» What the exercise asks
Pick out every line of the entries below where "Station" occurs, and copy those lines.

» Dataset excerpts
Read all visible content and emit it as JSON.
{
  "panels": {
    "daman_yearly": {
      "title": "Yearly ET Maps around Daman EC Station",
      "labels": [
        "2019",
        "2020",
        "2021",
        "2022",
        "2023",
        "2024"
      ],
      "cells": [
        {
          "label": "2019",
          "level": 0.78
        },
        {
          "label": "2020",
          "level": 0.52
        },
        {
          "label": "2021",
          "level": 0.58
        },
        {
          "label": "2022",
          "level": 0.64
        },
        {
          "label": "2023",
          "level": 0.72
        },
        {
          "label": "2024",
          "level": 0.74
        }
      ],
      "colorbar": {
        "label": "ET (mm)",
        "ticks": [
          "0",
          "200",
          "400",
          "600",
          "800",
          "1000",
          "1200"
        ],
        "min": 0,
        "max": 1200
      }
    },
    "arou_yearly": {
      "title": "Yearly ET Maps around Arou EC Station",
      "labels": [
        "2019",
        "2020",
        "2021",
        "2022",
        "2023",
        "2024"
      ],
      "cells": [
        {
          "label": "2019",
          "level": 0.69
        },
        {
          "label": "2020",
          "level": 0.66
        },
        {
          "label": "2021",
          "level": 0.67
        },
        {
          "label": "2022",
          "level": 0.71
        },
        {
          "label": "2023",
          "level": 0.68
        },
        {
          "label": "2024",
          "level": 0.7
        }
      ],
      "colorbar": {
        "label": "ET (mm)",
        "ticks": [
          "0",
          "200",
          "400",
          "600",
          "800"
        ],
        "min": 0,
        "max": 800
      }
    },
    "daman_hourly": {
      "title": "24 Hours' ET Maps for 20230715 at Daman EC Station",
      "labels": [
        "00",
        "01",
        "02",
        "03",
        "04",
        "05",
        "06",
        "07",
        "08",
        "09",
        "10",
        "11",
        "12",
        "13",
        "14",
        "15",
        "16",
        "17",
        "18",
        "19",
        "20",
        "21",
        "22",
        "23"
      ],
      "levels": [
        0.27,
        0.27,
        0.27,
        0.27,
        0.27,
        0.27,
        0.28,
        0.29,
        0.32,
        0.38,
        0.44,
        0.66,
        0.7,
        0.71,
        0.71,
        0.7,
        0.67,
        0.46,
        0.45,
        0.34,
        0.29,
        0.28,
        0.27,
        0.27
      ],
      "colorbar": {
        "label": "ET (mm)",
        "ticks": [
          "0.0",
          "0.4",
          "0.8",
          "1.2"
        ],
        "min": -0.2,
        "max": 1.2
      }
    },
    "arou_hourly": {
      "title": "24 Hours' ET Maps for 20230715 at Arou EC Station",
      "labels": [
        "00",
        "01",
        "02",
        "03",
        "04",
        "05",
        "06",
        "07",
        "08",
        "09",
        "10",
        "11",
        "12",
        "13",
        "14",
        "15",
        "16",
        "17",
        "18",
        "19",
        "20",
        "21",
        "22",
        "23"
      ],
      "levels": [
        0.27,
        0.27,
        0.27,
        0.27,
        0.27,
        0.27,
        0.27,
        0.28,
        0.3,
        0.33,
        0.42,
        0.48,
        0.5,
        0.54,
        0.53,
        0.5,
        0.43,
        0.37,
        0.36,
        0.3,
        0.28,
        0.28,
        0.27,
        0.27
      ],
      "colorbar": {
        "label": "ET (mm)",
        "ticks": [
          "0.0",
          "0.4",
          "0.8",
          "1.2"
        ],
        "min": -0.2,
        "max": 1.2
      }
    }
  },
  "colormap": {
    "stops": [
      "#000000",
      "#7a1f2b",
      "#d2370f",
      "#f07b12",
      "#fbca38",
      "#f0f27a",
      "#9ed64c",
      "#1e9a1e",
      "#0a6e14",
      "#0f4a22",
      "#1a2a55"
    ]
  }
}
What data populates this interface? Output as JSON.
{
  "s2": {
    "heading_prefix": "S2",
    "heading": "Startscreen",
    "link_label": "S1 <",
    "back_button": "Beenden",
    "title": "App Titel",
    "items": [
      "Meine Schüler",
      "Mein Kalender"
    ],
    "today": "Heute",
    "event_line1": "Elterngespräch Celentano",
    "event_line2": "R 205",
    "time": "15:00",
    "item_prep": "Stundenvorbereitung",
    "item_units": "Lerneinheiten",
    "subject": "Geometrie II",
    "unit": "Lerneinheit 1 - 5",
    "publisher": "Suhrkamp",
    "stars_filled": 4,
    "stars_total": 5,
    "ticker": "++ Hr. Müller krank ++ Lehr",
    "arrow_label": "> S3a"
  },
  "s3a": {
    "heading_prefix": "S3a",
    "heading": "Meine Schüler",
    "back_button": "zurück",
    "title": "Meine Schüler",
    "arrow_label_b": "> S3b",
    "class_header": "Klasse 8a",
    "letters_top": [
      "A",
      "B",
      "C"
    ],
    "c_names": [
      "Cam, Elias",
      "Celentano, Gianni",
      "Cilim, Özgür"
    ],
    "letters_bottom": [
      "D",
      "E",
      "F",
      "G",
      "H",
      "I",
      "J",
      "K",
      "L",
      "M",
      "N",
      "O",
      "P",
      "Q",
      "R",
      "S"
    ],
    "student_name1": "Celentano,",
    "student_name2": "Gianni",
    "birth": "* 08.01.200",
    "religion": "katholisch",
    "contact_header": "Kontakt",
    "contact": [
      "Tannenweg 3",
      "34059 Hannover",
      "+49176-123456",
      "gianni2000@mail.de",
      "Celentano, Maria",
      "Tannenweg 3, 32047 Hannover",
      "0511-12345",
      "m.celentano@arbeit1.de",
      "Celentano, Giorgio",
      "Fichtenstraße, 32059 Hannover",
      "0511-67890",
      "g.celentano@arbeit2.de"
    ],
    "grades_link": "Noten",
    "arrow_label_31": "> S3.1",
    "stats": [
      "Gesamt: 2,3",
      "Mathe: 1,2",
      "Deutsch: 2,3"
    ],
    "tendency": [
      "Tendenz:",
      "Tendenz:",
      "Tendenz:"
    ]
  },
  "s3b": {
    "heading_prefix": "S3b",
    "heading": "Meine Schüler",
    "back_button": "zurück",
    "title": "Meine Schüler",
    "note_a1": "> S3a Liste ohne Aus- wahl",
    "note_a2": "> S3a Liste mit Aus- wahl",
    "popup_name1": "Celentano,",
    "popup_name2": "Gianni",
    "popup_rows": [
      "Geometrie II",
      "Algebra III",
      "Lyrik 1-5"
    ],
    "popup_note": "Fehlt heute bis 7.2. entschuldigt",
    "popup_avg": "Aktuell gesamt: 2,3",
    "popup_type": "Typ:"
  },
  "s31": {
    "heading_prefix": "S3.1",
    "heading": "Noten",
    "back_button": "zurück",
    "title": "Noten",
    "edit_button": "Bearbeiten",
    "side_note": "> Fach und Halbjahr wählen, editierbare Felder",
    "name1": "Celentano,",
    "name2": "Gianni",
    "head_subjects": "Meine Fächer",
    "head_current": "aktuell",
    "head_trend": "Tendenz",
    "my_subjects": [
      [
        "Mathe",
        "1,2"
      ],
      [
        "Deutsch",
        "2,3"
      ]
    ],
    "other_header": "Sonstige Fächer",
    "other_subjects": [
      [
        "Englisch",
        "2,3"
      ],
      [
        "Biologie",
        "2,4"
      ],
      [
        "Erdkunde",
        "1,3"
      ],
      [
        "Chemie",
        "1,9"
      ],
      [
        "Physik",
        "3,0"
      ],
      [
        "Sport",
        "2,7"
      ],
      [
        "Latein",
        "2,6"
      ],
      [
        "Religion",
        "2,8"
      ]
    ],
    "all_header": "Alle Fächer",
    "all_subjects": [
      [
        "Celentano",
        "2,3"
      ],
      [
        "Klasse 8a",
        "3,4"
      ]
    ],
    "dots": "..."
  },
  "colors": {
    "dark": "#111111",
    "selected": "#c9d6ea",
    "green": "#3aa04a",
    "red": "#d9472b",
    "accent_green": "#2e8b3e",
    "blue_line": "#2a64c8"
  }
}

» Written solution
      "title": "Yearly ET Maps around Daman EC Station",
      "title": "Yearly ET Maps around Arou EC Station",
      "title": "24 Hours' ET Maps for 20230715 at Daman EC Station",
      "title": "24 Hours' ET Maps for 20230715 at Arou EC Station",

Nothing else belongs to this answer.